### PASSAGE TO READ
Posted: Wed Sep 10, 2008 5:29 pm
by Josephus Holt
I'm slowly working the most obvious bugs out of this image and I need to tackle the hanging cylindrical lights (not my choice of design). I'm going to make the shafts narrower, but need some help with the fixtures. I'm trying to get some milky glass that would be translucent to show the emitter highlight inside, as well as let light pass through and illuminate the scene. I'm using a small cube inside for an emitter. Some thoughts on the fixture "glass" material as well as a recommend thickness of the "glass" material would be greatly appreciated.
(Not shown in this image, butI've already reworked the grey floor mat in the foreground)
Posted: Wed Sep 10, 2008 6:06 pm
by Fernando Tella
You are gonna get a lot of noise illuminating through diffuse glass. Maybe painting a gradient (radial white-yellow), converting to mxi and using as emitter will make it faster.
Posted: Wed Sep 10, 2008 8:01 pm
by Josephus Holt
Fernando...sorry, my ignorance showing up here. I made a gradient as suggested....can you help this dumb fellow with more specific steps to convert to mxi and use as emitter?
I tried making an emitter with a bsdf layer using the gradient map but it does not look like that will give off light.
Any help would be appreciated.
Posted: Wed Sep 10, 2008 8:28 pm
by caryjames
Hi Josephus: JD helped me a lot with this over on the Rhino forum so if you do some searches in that forum you might find more info. Basically you
Start--- Maxwell Render
Click--- Load Image
Find where you saved your gradient
When the image loads you
Click--- Save as .mxi
Save it somewhere that you know you will find it
Then go back to your render and to load it into an emitter
Here is how...

### AVAILABLE RECORDS
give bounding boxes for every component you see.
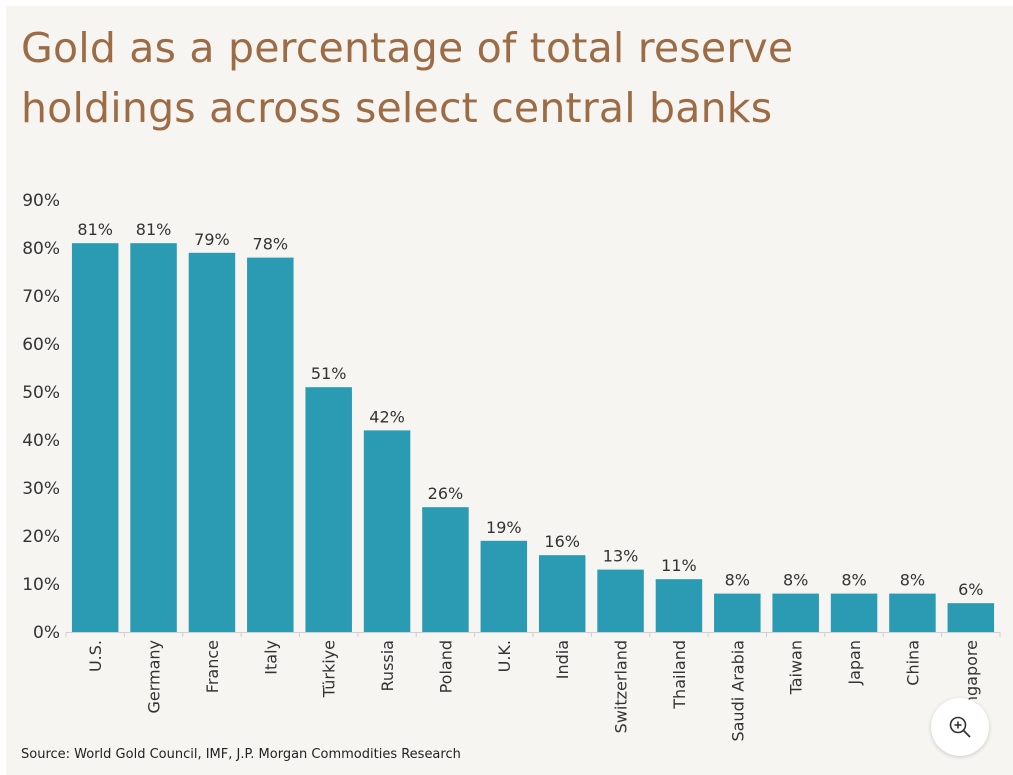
data-label: 81% <box>77 220 113 239</box>
bar <box>597 569 644 632</box>
zoom-button[interactable] <box>931 698 989 756</box>
y-tick-label: 60% <box>22 335 60 355</box>
data-label: 42% <box>369 407 405 426</box>
x-tick-label: Thailand <box>670 640 689 710</box>
data-label: 6% <box>958 580 983 599</box>
zoom-in-icon <box>949 716 971 738</box>
x-tick-label: Russia <box>378 640 397 691</box>
y-tick-label: 10% <box>22 575 60 595</box>
x-axis: U.S. Germany France Italy Türkiye Russia Polan… <box>65 632 1001 742</box>
data-label: 79% <box>194 230 230 249</box>
x-tick-label: Switzerland <box>612 640 631 733</box>
x-tick-label: U.S. <box>86 640 105 672</box>
x-tick-label: Saudi Arabia <box>728 640 747 742</box>
bar <box>71 243 119 632</box>
y-tick-label: 80% <box>22 239 60 259</box>
bar <box>714 593 761 632</box>
bar <box>947 603 995 632</box>
y-tick-label: 20% <box>22 527 60 547</box>
bar <box>305 387 352 632</box>
data-label: 8% <box>725 571 750 590</box>
data-label: 51% <box>311 364 347 383</box>
y-axis: 0% 10% 20% 30% 40% 50% 60% 70% 80% 90% <box>22 191 60 643</box>
chart-title: Gold as a percentage of total reserve ho… <box>21 24 794 132</box>
bar <box>772 593 819 632</box>
x-tick-label: Japan <box>845 640 864 686</box>
y-tick-label: 40% <box>22 431 60 451</box>
y-tick-label: 70% <box>22 287 60 307</box>
x-tick-label: France <box>203 640 222 693</box>
data-label: 16% <box>544 532 580 551</box>
x-tick-label: U.K. <box>495 640 514 672</box>
y-tick-label: 0% <box>33 623 60 643</box>
data-label: 11% <box>661 556 697 575</box>
bar <box>655 579 703 632</box>
bar <box>363 430 411 632</box>
x-tick-label: Türkiye <box>320 640 339 698</box>
x-tick-label: Poland <box>436 640 455 693</box>
data-label: 81% <box>136 220 172 239</box>
data-label: 8% <box>783 571 808 590</box>
data-label: 13% <box>603 547 639 566</box>
x-tick-label: China <box>903 640 922 686</box>
x-tick-label: Germany <box>145 640 164 714</box>
data-label: 78% <box>253 235 289 254</box>
y-tick-label: 90% <box>22 191 60 211</box>
bar <box>889 593 936 632</box>
bar <box>830 593 878 632</box>
bar <box>247 257 294 632</box>
bars: 81% 81% 79% 78% 51% 42% 26% 19% 16% 13% 11% 8% 8% 8% 8… <box>71 220 995 633</box>
bar <box>188 252 236 633</box>
data-label: 8% <box>841 571 866 590</box>
source-note: Source: World Gold Council, IMF, J.P. Mo… <box>21 747 461 762</box>
bar <box>130 243 177 632</box>
x-tick-label: Taiwan <box>787 640 806 695</box>
data-label: 26% <box>428 484 464 503</box>
bar <box>538 555 586 632</box>
bar <box>422 507 469 632</box>
x-tick-label: Italy <box>261 640 280 675</box>
bar <box>480 540 528 632</box>
data-label: 8% <box>900 571 925 590</box>
data-label: 19% <box>486 518 522 537</box>
y-tick-label: 50% <box>22 383 60 403</box>
x-tick-label: India <box>553 640 572 679</box>
y-tick-label: 30% <box>22 479 60 499</box>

### SET EXERCISE 1
From the entries, pull out the lines from the line with "data-label: 81% <box>77 220 113 239</box>" to the line with "x-tick-label: Thailand <box>670", both included, and repeat them word for word.
### SET EXERCISE 2
Continue the forum thread about milky glass light fixtures from where it stops.

### WRITTEN RESPONSE 1
data-label: 81% <box>77 220 113 239</box>
bar <box>597 569 644 632</box>
zoom-button[interactable] <box>931 698 989 756</box>
y-tick-label: 60% <box>22 335 60 355</box>
data-label: 42% <box>369 407 405 426</box>
x-tick-label: Thailand <box>670 640 689 710</box>

### WRITTEN RESPONSE 2
Select your emitter
Click--- Load image emission texture
Scroll through to where you saved your .mxi and select your file
and Voila you are lighting your scene with an .mxi gradient texture
Hope that helps
Posted: Thu Sep 11, 2008 12:24 am
by Josephus Holt
Thx...good directions...easy to follow
Now to experiment till it looks right

Posted: Thu Sep 11, 2008 12:27 am
by Fernando Tella
Do as Caryjames says. In mxed you have to make an emitter layer instead of bsdf then in the input box select "Image Emission" and then your mxi texture there; in fact you can have both layers: emitter produces light and the rest shows when you turn light off or low in multilight.
suggestions for light fixtures? (UPDATE)
Posted: Thu Sep 11, 2008 3:23 pm
by Josephus Holt
Thx for the help to figure out how to use a gradient on the lights, unfortunately not much of an improvement from before.
They still look really flat to me and have no life. Since they are a focal point in the scene I'm going to have to do better than this.
Any suggestions to get more life in these tubular lights (I can't change the design but I can do what I want with the light quality).?
tutorial or useful links
Posted: Sun Sep 14, 2008 7:22 am
by formzizzle
any tutorial or useful links that digs deeper into the topic of gradient lighting?
I'm a newb and very interested in knowing what this ,mxi does to the scene.
Thank you.
Posted: Tue Sep 16, 2008 12:24 am
by Josephus Holt
formzizzle...I would like to know too

I know how to do them, but so far don't find the advantage...probably not doing it right

Posted: Tue Sep 16, 2008 3:02 am
by Bubbaloo
I'm not seeing any gradient on your light fixtures in the latest render. Can we see what your mxi looks like? (Convert it to jpg and upload).
Posted: Tue Sep 16, 2008 7:32 pm
by Josephus Holt
Bubbaloo wrote:I'm not seeing any gradient on your light fixtures in the latest render. Can we see what your mxi looks like? (Convert it to jpg and upload).
Brian, here you go. When I used this gradient image it washed out very quickly when trying to get enough light to emit.
Posted: Tue Sep 16, 2008 10:01 pm
by Carl007
"Any suggestions to get more life in these tubular lights (I can't change the design but I can do what I want with the light quality).?"
Well, why don't you sweet them lights up in psd, or render a separate pass with only lights and some mxl post-work with simulens to get a nice and alive glow around the tubulars. It renders fast.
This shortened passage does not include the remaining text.